#### Required work
Your task is to print the material below exactly as presented.
=-=-=
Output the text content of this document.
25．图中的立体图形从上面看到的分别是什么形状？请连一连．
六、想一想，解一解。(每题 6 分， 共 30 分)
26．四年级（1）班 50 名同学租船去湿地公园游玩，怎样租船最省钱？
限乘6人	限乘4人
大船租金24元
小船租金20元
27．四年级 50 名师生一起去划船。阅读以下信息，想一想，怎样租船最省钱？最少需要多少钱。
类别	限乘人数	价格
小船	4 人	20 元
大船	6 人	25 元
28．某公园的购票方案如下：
=-=-=
#### Worked answer
Output the text content of this document.
25．图中的立体图形从上面看到的分别是什么形状？请连一连．
六、想一想，解一解。(每题 6 分， 共 30 分)
26．四年级（1）班 50 名同学租船去湿地公园游玩，怎样租船最省钱？
限乘6人	限乘4人
大船租金24元
小船租金20元
27．四年级 50 名师生一起去划船。阅读以下信息，想一想，怎样租船最省钱？最少需要多少钱。
类别	限乘人数	价格
小船	4 人	20 元
大船	6 人	25 元
28．某公园的购票方案如下：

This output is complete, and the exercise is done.